PROBLEM.
The listing below should be copied in full, word for word.

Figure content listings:
┌────────
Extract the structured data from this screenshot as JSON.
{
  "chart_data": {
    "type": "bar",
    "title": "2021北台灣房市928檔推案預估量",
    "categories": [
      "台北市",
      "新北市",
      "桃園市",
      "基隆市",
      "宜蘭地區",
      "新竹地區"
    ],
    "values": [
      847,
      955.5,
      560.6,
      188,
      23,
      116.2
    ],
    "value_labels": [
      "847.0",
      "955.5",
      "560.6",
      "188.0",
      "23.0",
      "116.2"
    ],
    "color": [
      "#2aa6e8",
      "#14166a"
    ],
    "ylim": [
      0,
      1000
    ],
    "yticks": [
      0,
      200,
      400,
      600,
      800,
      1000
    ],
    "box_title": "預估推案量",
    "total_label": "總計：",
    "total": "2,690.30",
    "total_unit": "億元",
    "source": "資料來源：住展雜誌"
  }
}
└────────
OUTPUT OF THE EXERCISE.
Extract the structured data from this screenshot as JSON.
{
  "chart_data": {
    "type": "bar",
    "title": "2021北台灣房市928檔推案預估量",
    "categories": [
      "台北市",
      "新北市",
      "桃園市",
      "基隆市",
      "宜蘭地區",
      "新竹地區"
    ],
    "values": [
      847,
      955.5,
      560.6,
      188,
      23,
      116.2
    ],
    "value_labels": [
      "847.0",
      "955.5",
      "560.6",
      "188.0",
      "23.0",
      "116.2"
    ],
    "color": [
      "#2aa6e8",
      "#14166a"
    ],
    "ylim": [
      0,
      1000
    ],
    "yticks": [
      0,
      200,
      400,
      600,
      800,
      1000
    ],
    "box_title": "預估推案量",
    "total_label": "總計：",
    "total": "2,690.30",
    "total_unit": "億元",
    "source": "資料來源：住展雜誌"
  }
}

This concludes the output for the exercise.